*** Records shown

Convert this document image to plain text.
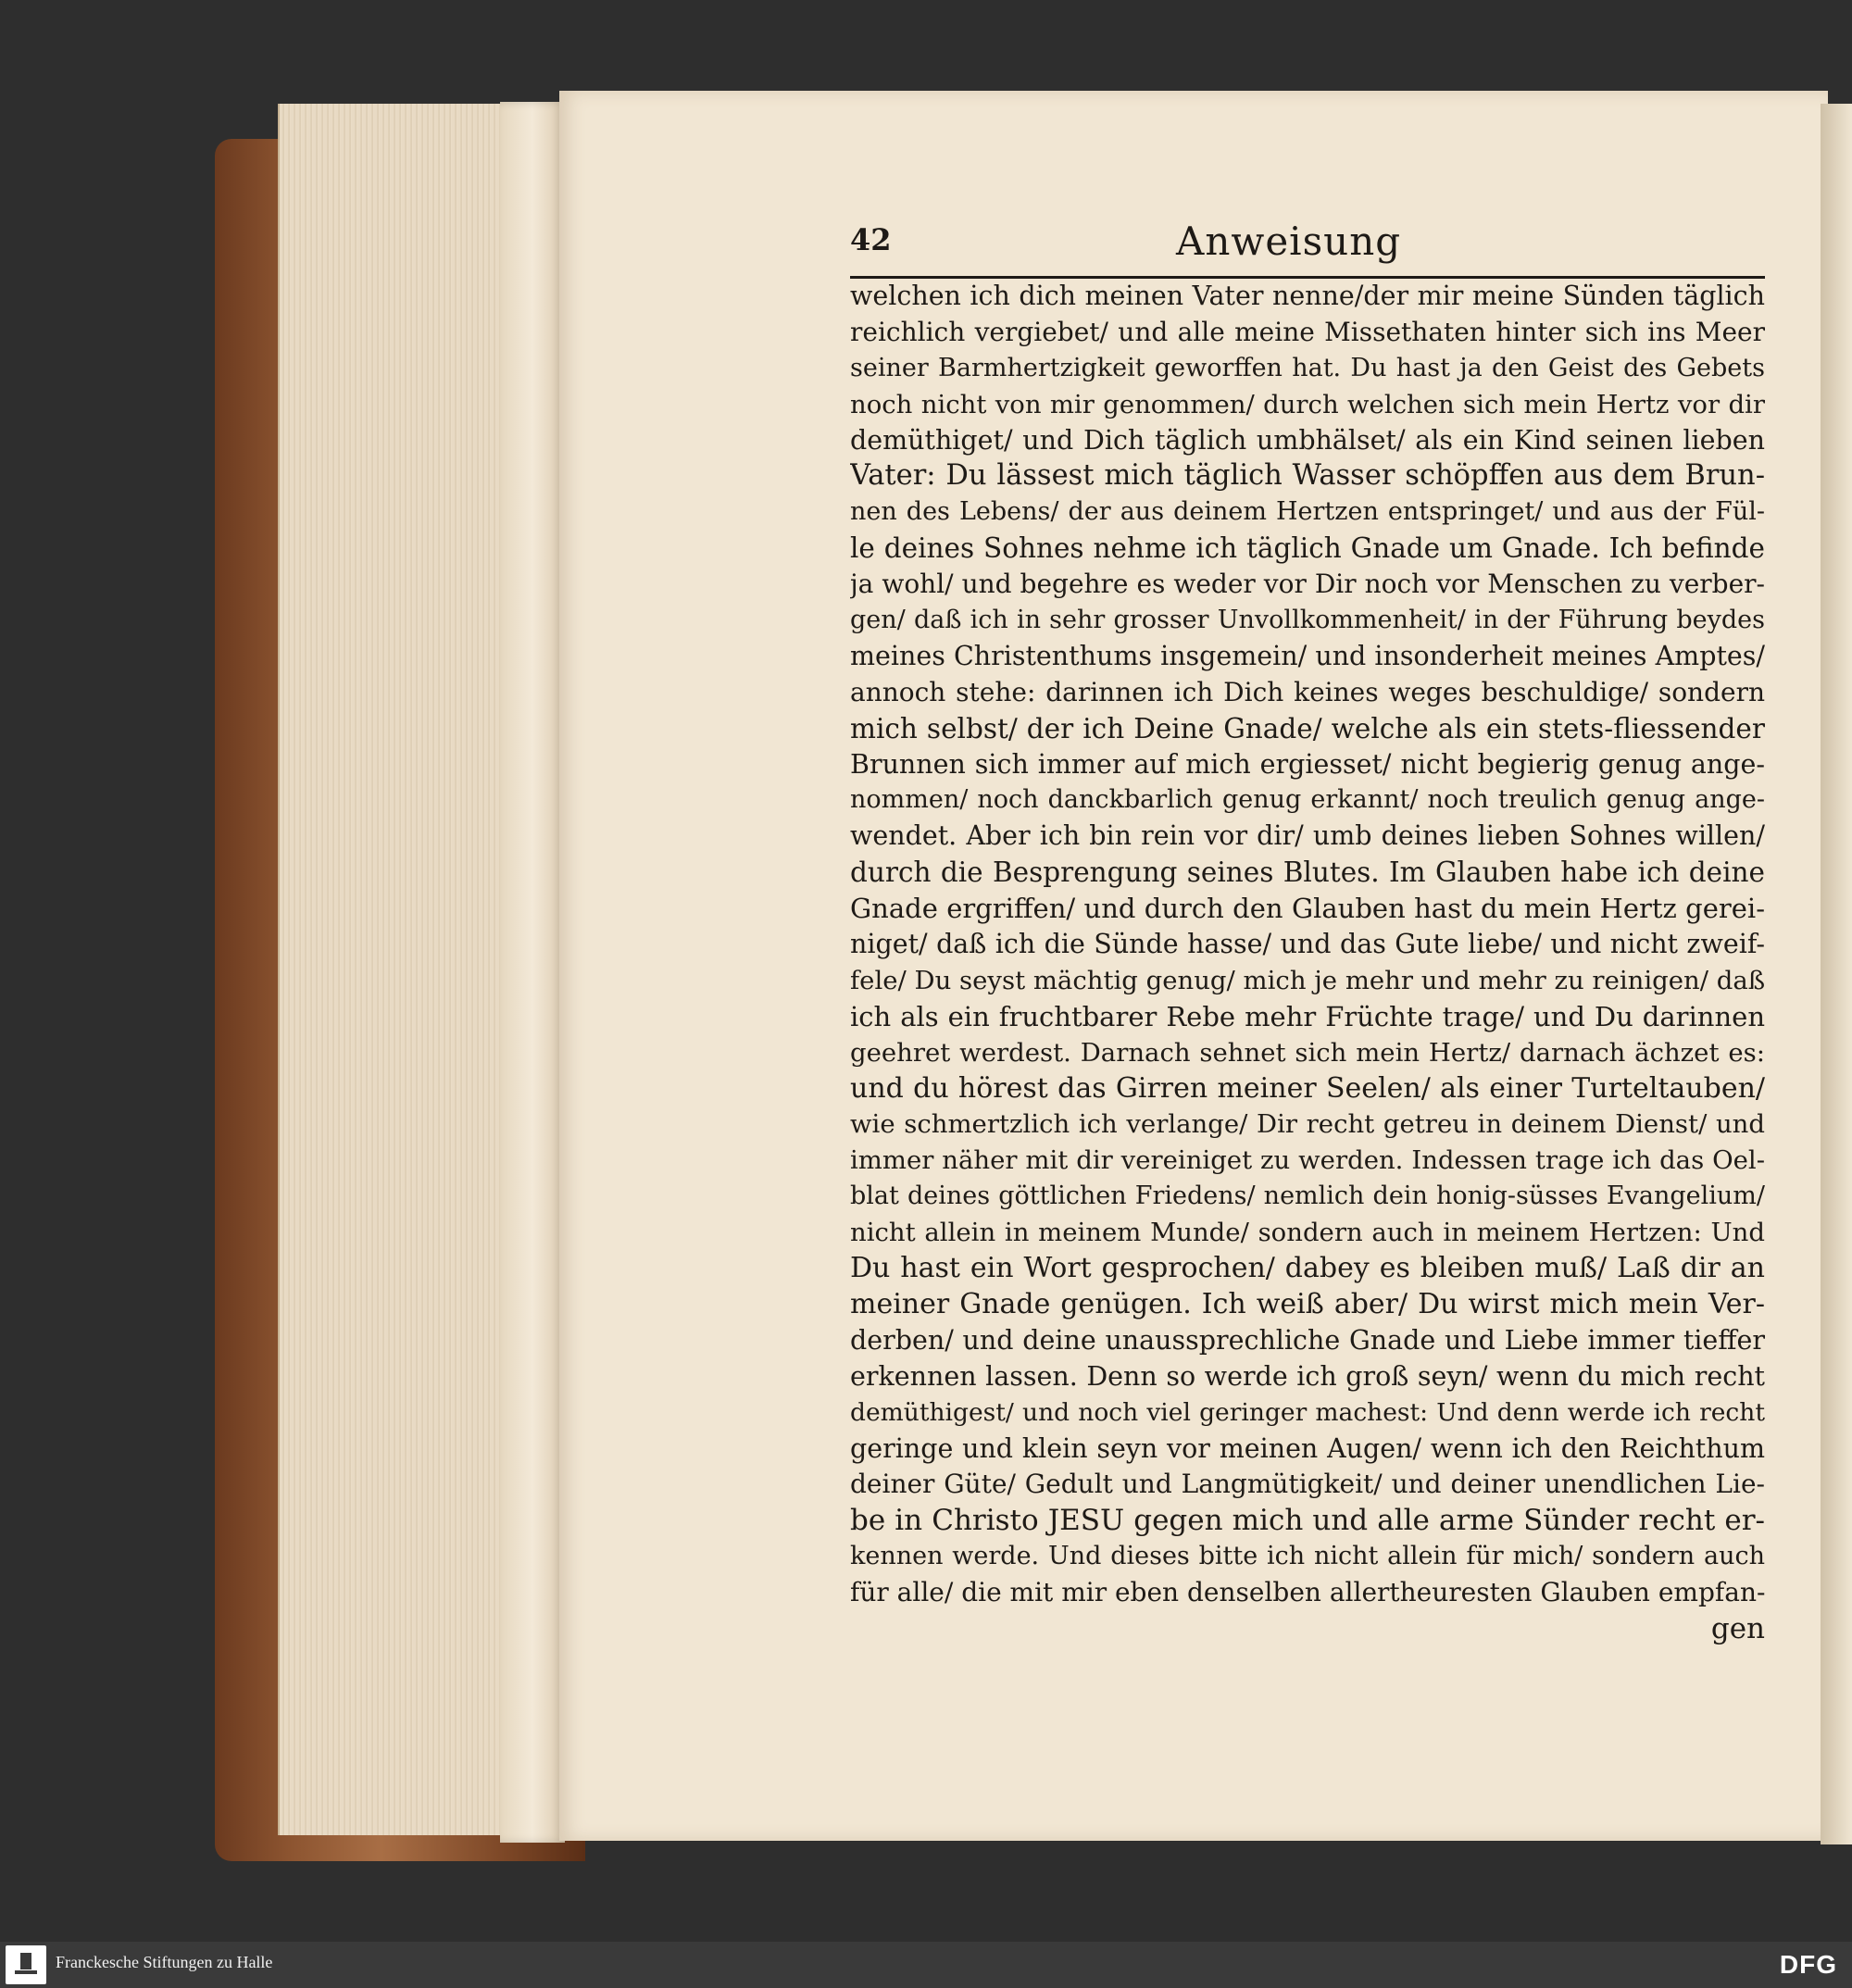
42	Anweisung
welchen ich dich meinen Vater nenne/der mir meine Sünden täglich
reichlich vergiebet/ und alle meine Missethaten hinter sich ins Meer
seiner Barmhertzigkeit geworffen hat. Du hast ja den Geist des Gebets
noch nicht von mir genommen/ durch welchen sich mein Hertz vor dir
demüthiget/ und Dich täglich umbhälset/ als ein Kind seinen lieben
Vater: Du lässest mich täglich Wasser schöpffen aus dem Brun-
nen des Lebens/ der aus deinem Hertzen entspringet/ und aus der Fül-
le deines Sohnes nehme ich täglich Gnade um Gnade. Ich befinde
ja wohl/ und begehre es weder vor Dir noch vor Menschen zu verber-
gen/ daß ich in sehr grosser Unvollkommenheit/ in der Führung beydes
meines Christenthums insgemein/ und insonderheit meines Amptes/
annoch stehe: darinnen ich Dich keines weges beschuldige/ sondern
mich selbst/ der ich Deine Gnade/ welche als ein stets-fliessender
Brunnen sich immer auf mich ergiesset/ nicht begierig genug ange-
nommen/ noch danckbarlich genug erkannt/ noch treulich genug ange-
wendet. Aber ich bin rein vor dir/ umb deines lieben Sohnes willen/
durch die Besprengung seines Blutes. Im Glauben habe ich deine
Gnade ergriffen/ und durch den Glauben hast du mein Hertz gerei-
niget/ daß ich die Sünde hasse/ und das Gute liebe/ und nicht zweif-
fele/ Du seyst mächtig genug/ mich je mehr und mehr zu reinigen/ daß
ich als ein fruchtbarer Rebe mehr Früchte trage/ und Du darinnen
geehret werdest. Darnach sehnet sich mein Hertz/ darnach ächzet es:
und du hörest das Girren meiner Seelen/ als einer Turteltauben/
wie schmertzlich ich verlange/ Dir recht getreu in deinem Dienst/ und
immer näher mit dir vereiniget zu werden. Indessen trage ich das Oel-
blat deines göttlichen Friedens/ nemlich dein honig-süsses Evangelium/
nicht allein in meinem Munde/ sondern auch in meinem Hertzen: Und
Du hast ein Wort gesprochen/ dabey es bleiben muß/ Laß dir an
meiner Gnade genügen. Ich weiß aber/ Du wirst mich mein Ver-
derben/ und deine unaussprechliche Gnade und Liebe immer tieffer
erkennen lassen. Denn so werde ich groß seyn/ wenn du mich recht
demüthigest/ und noch viel geringer machest: Und denn werde ich recht
geringe und klein seyn vor meinen Augen/ wenn ich den Reichthum
deiner Güte/ Gedult und Langmütigkeit/ und deiner unendlichen Lie-
be in Christo JESU gegen mich und alle arme Sünder recht er-
kennen werde. Und dieses bitte ich nicht allein für mich/ sondern auch
für alle/ die mit mir eben denselben allertheuresten Glauben empfan-
gen
Franckesche Stiftungen zu Halle	DFG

******

* _Work request_
Every line in the records that holds the word "lieben" should be copied into the answer.

* _Answer to this exercise_
demüthiget/ und Dich täglich umbhälset/ als ein Kind seinen lieben
wendet. Aber ich bin rein vor dir/ umb deines lieben Sohnes willen/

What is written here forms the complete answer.